Task description
Identify and copy all lines of the material where the string "pRPA" is found.

[START OF Records to use]

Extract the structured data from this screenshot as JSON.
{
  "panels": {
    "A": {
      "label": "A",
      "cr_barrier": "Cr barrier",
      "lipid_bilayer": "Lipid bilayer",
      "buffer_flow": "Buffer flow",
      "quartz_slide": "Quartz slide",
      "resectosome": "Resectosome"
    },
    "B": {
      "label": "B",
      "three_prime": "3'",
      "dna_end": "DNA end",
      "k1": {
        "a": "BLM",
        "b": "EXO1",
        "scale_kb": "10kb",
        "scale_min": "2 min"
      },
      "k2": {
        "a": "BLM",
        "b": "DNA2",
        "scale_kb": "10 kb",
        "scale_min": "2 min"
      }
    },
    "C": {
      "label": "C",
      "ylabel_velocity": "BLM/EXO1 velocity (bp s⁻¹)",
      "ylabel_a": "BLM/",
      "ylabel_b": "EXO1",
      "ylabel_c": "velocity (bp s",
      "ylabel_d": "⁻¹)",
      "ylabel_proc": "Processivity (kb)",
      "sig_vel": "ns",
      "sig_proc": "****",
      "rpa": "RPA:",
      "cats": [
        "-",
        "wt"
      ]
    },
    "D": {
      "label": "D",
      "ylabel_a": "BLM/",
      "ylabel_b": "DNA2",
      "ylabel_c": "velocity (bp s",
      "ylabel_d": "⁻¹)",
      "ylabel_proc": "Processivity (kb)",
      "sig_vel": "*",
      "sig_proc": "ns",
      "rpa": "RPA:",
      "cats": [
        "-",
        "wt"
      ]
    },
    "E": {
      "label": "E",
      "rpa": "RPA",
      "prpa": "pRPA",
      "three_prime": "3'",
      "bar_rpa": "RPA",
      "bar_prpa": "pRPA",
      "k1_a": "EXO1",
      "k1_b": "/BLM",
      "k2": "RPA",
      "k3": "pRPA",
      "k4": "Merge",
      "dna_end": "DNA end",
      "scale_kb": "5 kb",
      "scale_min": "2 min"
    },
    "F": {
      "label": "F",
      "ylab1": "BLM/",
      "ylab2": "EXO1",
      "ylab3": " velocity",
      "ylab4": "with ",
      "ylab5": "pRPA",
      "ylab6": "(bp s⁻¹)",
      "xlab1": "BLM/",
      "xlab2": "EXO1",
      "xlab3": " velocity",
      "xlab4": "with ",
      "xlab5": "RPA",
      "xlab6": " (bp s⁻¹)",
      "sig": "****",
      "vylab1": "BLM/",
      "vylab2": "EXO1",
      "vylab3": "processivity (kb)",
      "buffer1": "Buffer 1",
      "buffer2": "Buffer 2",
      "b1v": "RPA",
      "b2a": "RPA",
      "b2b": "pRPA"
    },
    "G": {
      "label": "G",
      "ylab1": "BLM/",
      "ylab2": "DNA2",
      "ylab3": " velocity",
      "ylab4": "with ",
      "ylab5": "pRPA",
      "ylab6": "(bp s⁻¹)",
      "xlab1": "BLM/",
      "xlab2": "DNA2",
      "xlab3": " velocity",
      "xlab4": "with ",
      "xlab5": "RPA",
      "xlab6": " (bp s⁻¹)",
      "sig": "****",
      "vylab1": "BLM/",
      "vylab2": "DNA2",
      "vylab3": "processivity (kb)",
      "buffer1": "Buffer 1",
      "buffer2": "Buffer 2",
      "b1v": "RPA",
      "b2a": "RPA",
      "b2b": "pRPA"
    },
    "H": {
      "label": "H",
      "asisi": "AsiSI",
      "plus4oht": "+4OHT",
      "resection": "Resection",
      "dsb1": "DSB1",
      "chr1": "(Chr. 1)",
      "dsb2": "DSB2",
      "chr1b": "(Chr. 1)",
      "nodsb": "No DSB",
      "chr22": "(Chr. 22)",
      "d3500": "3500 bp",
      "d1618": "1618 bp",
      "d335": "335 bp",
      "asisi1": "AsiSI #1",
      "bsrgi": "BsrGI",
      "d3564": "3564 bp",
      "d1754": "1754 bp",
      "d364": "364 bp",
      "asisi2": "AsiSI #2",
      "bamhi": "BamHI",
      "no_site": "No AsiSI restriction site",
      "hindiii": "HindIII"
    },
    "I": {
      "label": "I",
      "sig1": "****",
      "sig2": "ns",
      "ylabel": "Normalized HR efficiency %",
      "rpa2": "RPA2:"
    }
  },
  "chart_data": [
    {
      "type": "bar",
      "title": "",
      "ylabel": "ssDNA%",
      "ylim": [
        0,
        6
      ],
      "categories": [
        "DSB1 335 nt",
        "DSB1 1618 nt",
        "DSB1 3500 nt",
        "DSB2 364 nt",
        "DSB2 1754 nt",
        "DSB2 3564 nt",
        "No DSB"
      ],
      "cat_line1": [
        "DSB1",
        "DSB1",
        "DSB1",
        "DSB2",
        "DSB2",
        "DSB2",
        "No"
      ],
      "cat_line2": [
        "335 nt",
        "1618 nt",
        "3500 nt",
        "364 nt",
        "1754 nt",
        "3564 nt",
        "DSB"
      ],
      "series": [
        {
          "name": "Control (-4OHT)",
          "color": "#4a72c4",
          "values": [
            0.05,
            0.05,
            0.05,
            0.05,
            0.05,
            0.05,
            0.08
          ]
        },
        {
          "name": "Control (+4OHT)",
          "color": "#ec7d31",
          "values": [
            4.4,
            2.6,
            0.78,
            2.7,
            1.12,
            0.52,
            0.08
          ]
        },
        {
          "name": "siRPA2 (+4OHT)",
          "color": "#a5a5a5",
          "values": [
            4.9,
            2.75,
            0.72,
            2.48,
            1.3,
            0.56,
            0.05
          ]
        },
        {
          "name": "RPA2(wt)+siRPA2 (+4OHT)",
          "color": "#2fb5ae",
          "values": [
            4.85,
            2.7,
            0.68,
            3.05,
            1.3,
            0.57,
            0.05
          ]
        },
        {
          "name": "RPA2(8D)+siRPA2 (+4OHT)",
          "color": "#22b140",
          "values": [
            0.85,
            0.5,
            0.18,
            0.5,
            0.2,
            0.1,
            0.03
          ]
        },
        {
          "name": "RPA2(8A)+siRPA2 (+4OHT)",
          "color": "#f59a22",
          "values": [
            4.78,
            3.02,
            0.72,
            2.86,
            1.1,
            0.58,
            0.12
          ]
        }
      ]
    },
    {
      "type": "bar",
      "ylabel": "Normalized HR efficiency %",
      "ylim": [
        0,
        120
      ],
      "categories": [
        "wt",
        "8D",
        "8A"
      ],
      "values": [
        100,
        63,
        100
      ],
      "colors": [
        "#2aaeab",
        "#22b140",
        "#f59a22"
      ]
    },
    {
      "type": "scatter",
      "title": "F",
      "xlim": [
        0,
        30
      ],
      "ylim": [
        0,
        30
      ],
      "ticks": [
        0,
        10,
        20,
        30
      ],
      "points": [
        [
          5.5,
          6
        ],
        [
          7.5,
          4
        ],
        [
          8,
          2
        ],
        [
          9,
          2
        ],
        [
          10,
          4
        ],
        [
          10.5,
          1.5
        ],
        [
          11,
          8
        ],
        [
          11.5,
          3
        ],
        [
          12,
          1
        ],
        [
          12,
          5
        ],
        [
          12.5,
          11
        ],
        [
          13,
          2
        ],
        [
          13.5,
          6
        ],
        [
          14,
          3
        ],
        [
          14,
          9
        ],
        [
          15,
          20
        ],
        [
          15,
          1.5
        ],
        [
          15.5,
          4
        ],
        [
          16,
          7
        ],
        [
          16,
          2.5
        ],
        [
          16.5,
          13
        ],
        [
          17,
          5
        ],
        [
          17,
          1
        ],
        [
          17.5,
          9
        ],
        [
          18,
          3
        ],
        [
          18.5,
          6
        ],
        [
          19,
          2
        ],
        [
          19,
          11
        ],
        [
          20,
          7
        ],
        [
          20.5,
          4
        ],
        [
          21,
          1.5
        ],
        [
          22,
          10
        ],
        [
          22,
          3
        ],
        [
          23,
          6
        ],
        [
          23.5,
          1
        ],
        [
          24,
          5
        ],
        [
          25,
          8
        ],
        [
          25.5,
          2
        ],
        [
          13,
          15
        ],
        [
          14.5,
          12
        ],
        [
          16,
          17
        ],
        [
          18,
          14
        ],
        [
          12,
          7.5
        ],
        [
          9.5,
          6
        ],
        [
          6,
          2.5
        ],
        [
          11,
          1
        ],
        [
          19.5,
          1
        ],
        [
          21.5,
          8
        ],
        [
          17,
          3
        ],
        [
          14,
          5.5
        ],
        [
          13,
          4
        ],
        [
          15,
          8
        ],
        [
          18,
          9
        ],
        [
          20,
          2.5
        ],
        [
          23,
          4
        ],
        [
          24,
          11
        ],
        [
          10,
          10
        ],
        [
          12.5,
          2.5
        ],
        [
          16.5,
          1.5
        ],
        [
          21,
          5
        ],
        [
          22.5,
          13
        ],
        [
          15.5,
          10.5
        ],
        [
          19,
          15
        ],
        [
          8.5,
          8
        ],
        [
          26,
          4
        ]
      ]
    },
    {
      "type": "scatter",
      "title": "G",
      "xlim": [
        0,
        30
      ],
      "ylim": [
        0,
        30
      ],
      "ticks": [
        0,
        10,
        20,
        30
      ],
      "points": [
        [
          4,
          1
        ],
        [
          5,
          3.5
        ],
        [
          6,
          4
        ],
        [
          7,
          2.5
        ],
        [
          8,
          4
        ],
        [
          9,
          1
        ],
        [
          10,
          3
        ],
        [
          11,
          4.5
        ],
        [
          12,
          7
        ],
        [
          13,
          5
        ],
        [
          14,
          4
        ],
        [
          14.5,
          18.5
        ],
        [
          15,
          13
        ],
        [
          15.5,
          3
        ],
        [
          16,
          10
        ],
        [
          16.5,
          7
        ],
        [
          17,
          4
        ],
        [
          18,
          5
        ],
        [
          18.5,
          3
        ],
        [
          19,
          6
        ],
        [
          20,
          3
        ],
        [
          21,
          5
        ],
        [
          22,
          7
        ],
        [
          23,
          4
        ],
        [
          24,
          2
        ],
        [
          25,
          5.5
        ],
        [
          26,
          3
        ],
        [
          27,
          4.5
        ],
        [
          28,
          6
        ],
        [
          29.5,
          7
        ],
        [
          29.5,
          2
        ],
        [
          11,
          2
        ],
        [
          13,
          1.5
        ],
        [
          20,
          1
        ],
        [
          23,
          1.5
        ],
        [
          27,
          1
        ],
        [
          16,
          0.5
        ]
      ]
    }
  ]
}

[END OF Records to use]

Exercise output
      "prpa": "pRPA",
      "bar_prpa": "pRPA",
      "k3": "pRPA",
      "ylab5": "pRPA",
      "b2b": "pRPA"
      "ylab5": "pRPA",
      "b2b": "pRPA"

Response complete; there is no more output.